Recorded data
════════════════

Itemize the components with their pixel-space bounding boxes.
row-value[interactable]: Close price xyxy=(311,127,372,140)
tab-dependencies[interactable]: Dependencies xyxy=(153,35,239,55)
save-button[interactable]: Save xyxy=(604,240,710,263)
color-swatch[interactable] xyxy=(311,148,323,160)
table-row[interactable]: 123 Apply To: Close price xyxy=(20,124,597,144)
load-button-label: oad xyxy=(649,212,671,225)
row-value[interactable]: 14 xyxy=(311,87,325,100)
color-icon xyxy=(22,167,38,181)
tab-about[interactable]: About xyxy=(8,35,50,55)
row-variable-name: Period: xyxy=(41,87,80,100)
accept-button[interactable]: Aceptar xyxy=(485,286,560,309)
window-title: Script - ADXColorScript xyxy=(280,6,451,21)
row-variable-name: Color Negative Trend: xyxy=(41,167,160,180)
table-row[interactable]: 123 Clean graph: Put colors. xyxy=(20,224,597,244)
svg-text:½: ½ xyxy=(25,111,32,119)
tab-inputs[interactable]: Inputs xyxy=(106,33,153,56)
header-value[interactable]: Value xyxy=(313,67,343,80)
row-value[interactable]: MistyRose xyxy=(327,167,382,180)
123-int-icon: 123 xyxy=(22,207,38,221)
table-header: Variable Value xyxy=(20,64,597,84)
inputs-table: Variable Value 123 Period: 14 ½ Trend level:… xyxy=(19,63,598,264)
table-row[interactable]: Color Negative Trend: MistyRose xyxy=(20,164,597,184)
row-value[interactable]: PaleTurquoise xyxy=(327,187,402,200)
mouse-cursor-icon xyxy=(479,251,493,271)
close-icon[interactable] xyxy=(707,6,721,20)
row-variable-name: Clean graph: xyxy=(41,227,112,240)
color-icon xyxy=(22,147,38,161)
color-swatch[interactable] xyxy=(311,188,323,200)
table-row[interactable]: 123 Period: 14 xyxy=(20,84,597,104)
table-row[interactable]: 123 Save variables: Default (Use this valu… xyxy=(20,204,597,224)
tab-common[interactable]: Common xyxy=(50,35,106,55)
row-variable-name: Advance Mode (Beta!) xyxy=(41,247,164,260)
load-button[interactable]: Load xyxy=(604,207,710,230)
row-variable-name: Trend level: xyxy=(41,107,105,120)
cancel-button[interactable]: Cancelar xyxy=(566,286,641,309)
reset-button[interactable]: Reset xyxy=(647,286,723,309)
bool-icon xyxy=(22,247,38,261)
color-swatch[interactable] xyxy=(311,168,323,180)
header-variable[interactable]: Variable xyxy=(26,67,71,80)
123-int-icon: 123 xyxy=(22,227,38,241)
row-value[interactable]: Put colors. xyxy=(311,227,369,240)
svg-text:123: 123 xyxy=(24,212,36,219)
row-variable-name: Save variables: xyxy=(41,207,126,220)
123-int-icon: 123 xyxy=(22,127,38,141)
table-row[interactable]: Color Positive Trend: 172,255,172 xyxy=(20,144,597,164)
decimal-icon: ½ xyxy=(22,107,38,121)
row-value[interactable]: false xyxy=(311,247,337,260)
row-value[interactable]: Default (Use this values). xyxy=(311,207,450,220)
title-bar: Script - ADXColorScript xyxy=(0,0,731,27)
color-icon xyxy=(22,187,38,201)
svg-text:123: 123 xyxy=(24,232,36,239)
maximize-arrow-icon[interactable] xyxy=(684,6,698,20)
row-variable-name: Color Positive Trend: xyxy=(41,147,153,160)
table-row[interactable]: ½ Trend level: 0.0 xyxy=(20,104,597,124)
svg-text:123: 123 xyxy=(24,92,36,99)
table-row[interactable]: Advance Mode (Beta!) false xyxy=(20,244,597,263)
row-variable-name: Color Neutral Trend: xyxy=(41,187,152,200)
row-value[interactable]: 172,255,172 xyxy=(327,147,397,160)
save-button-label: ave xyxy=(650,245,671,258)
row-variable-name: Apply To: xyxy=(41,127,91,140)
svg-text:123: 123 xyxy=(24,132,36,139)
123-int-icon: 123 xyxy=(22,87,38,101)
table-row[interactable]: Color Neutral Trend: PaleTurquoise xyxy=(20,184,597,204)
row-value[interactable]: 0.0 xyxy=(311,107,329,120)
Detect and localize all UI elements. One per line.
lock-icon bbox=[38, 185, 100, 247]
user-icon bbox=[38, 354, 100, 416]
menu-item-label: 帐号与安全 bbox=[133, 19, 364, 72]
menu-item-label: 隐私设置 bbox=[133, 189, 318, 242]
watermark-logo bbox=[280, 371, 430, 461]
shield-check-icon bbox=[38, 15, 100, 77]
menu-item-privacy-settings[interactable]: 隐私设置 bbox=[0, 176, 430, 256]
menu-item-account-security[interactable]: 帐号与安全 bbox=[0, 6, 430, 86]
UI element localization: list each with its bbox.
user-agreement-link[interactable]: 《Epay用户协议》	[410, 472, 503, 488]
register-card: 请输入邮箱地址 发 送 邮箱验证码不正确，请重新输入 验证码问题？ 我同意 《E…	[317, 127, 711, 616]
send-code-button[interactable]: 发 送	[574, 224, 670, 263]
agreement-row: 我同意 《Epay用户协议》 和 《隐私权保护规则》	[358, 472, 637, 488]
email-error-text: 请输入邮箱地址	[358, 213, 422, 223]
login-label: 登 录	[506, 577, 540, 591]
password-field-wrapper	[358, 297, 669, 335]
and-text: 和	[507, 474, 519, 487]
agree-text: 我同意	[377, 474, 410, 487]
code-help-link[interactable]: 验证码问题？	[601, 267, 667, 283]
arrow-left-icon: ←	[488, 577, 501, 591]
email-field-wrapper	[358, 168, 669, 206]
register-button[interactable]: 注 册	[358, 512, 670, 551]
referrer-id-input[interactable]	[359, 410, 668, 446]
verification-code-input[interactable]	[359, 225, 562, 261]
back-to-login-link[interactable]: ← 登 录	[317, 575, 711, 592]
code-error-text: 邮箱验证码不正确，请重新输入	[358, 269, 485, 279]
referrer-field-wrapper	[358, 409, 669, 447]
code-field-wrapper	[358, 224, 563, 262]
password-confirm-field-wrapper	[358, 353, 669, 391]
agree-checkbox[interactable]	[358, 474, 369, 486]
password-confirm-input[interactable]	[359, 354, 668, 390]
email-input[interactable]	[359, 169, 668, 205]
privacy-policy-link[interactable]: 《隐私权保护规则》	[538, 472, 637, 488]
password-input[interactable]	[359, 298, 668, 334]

════════════════

▸ **EXERCISE DIRECTIONS**: Express each line of the recorded data above as a row in a Markdown table with the columns Row and Line, numbering the rows and leaving out blank lines.

▸ **THE SOLUTION**:
| Row | Line |
|---|---|
| 1 | Itemize the components with their pixel-space bounding boxes. |
| 2 | row-value[interactable]: Close price xyxy=(311,127,372,140) |
| 3 | tab-dependencies[interactable]: Dependencies xyxy=(153,35,239,55) |
| 4 | save-button[interactable]: Save xyxy=(604,240,710,263) |
| 5 | color-swatch[interactable] xyxy=(311,148,323,160) |
| 6 | table-row[interactable]: 123 Apply To: Close price xyxy=(20,124,597,144) |
| 7 | load-button-label: oad xyxy=(649,212,671,225) |
| 8 | row-value[interactable]: 14 xyxy=(311,87,325,100) |
| 9 | color-icon xyxy=(22,167,38,181) |
| 10 | tab-about[interactable]: About xyxy=(8,35,50,55) |
| 11 | row-variable-name: Period: xyxy=(41,87,80,100) |
| 12 | accept-button[interactable]: Aceptar xyxy=(485,286,560,309) |
| 13 | window-title: Script - ADXColorScript xyxy=(280,6,451,21) |
| 14 | row-variable-name: Color Negative Trend: xyxy=(41,167,160,180) |
| 15 | table-row[interactable]: 123 Clean graph: Put colors. xyxy=(20,224,597,244) |
| 16 | svg-text:½: ½ xyxy=(25,111,32,119) |
| 17 | tab-inputs[interactable]: Inputs xyxy=(106,33,153,56) |
| 18 | header-value[interactable]: Value xyxy=(313,67,343,80) |
| 19 | row-value[interactable]: MistyRose xyxy=(327,167,382,180) |
| 20 | 123-int-icon: 123 xyxy=(22,207,38,221) |
| 21 | table-header: Variable Value xyxy=(20,64,597,84) |
| 22 | inputs-table: Variable Value 123 Period: 14 ½ Trend level:… xyxy=(19,63,598,264) |
| 23 | table-row[interactable]: Color Negative Trend: MistyRose xyxy=(20,164,597,184) |
| 24 | row-value[interactable]: PaleTurquoise xyxy=(327,187,402,200) |
| 25 | mouse-cursor-icon xyxy=(479,251,493,271) |
| 26 | close-icon[interactable] xyxy=(707,6,721,20) |
| 27 | row-variable-name: Clean graph: xyxy=(41,227,112,240) |
| 28 | color-icon xyxy=(22,147,38,161) |
| 29 | color-swatch[interactable] xyxy=(311,188,323,200) |
| 30 | table-row[interactable]: 123 Period: 14 xyxy=(20,84,597,104) |
| 31 | table-row[interactable]: 123 Save variables: Default (Use this valu… xyxy=(20,204,597,224) |
| 32 | tab-common[interactable]: Common xyxy=(50,35,106,55) |
| 33 | row-variable-name: Advance Mode (Beta!) xyxy=(41,247,164,260) |
| 34 | load-button[interactable]: Load xyxy=(604,207,710,230) |
| 35 | row-variable-name: Trend level: xyxy=(41,107,105,120) |
| 36 | cancel-button[interactable]: Cancelar xyxy=(566,286,641,309) |
| 37 | reset-button[interactable]: Reset xyxy=(647,286,723,309) |
| 38 | bool-icon xyxy=(22,247,38,261) |
| 39 | color-swatch[interactable] xyxy=(311,168,323,180) |
| 40 | header-variable[interactable]: Variable xyxy=(26,67,71,80) |
| 41 | 123-int-icon: 123 xyxy=(22,227,38,241) |
| 42 | row-value[interactable]: Put colors. xyxy=(311,227,369,240) |
| 43 | svg-text:123: 123 xyxy=(24,212,36,219) |
| 44 | row-variable-name: Save variables: xyxy=(41,207,126,220) |
| 45 | 123-int-icon: 123 xyxy=(22,127,38,141) |
| 46 | table-row[interactable]: Color Positive Trend: 172,255,172 xyxy=(20,144,597,164) |
| 47 | decimal-icon: ½ xyxy=(22,107,38,121) |
| 48 | row-value[interactable]: false xyxy=(311,247,337,260) |
| 49 | row-value[interactable]: Default (Use this values). xyxy=(311,207,450,220) |
| 50 | title-bar: Script - ADXColorScript xyxy=(0,0,731,27) |
| 51 | color-icon xyxy=(22,187,38,201) |
| 52 | svg-text:123: 123 xyxy=(24,232,36,239) |
| 53 | maximize-arrow-icon[interactable] xyxy=(684,6,698,20) |
| 54 | row-variable-name: Color Positive Trend: xyxy=(41,147,153,160) |
| 55 | table-row[interactable]: ½ Trend level: 0.0 xyxy=(20,104,597,124) |
| 56 | svg-text:123: 123 xyxy=(24,92,36,99) |
| 57 | table-row[interactable]: Advance Mode (Beta!) false xyxy=(20,244,597,263) |
| 58 | row-variable-name: Color Neutral Trend: xyxy=(41,187,152,200) |
| 59 | row-value[interactable]: 172,255,172 xyxy=(327,147,397,160) |
| 60 | save-button-label: ave xyxy=(650,245,671,258) |
| 61 | row-variable-name: Apply To: xyxy=(41,127,91,140) |
| 62 | svg-text:123: 123 xyxy=(24,132,36,139) |
| 63 | 123-int-icon: 123 xyxy=(22,87,38,101) |
| 64 | table-row[interactable]: Color Neutral Trend: PaleTurquoise xyxy=(20,184,597,204) |
| 65 | row-value[interactable]: 0.0 xyxy=(311,107,329,120) |
| 66 | Detect and localize all UI elements. One per line. |
| 67 | lock-icon bbox=[38, 185, 100, 247] |
| 68 | user-icon bbox=[38, 354, 100, 416] |
| 69 | menu-item-label: 帐号与安全 bbox=[133, 19, 364, 72] |
| 70 | menu-item-label: 隐私设置 bbox=[133, 189, 318, 242] |
| 71 | watermark-logo bbox=[280, 371, 430, 461] |
| 72 | shield-check-icon bbox=[38, 15, 100, 77] |
| 73 | menu-item-privacy-settings[interactable]: 隐私设置 bbox=[0, 176, 430, 256] |
| 74 | menu-item-account-security[interactable]: 帐号与安全 bbox=[0, 6, 430, 86] |
| 75 | UI element localization: list each with its bbox. |
| 76 | user-agreement-link[interactable]: 《Epay用户协议》	[410, 472, 503, 488] |
| 77 | register-card: 请输入邮箱地址 发 送 邮箱验证码不正确，请重新输入 验证码问题？ 我同意 《E…	[317, 127, 711, 616] |
| 78 | send-code-button[interactable]: 发 送	[574, 224, 670, 263] |
| 79 | agreement-row: 我同意 《Epay用户协议》 和 《隐私权保护规则》	[358, 472, 637, 488] |
| 80 | email-error-text: 请输入邮箱地址	[358, 213, 422, 223] |
| 81 | login-label: 登 录	[506, 577, 540, 591] |
| 82 | password-field-wrapper	[358, 297, 669, 335] |
| 83 | and-text: 和	[507, 474, 519, 487] |
| 84 | agree-text: 我同意	[377, 474, 410, 487] |
| 85 | code-help-link[interactable]: 验证码问题？	[601, 267, 667, 283] |
| 86 | arrow-left-icon: ←	[488, 577, 501, 591] |
| 87 | email-field-wrapper	[358, 168, 669, 206] |
| 88 | register-button[interactable]: 注 册	[358, 512, 670, 551] |
| 89 | referrer-id-input[interactable]	[359, 410, 668, 446] |
| 90 | verification-code-input[interactable]	[359, 225, 562, 261] |
| 91 | back-to-login-link[interactable]: ← 登 录	[317, 575, 711, 592] |
| 92 | code-error-text: 邮箱验证码不正确，请重新输入	[358, 269, 485, 279] |
| 93 | referrer-field-wrapper	[358, 409, 669, 447] |
| 94 | code-field-wrapper	[358, 224, 563, 262] |
| 95 | password-confirm-field-wrapper	[358, 353, 669, 391] |
| 96 | agree-checkbox[interactable]	[358, 474, 369, 486] |
| 97 | password-confirm-input[interactable]	[359, 354, 668, 390] |
| 98 | email-input[interactable]	[359, 169, 668, 205] |
| 99 | privacy-policy-link[interactable]: 《隐私权保护规则》	[538, 472, 637, 488] |
| 100 | password-input[interactable]	[359, 298, 668, 334] |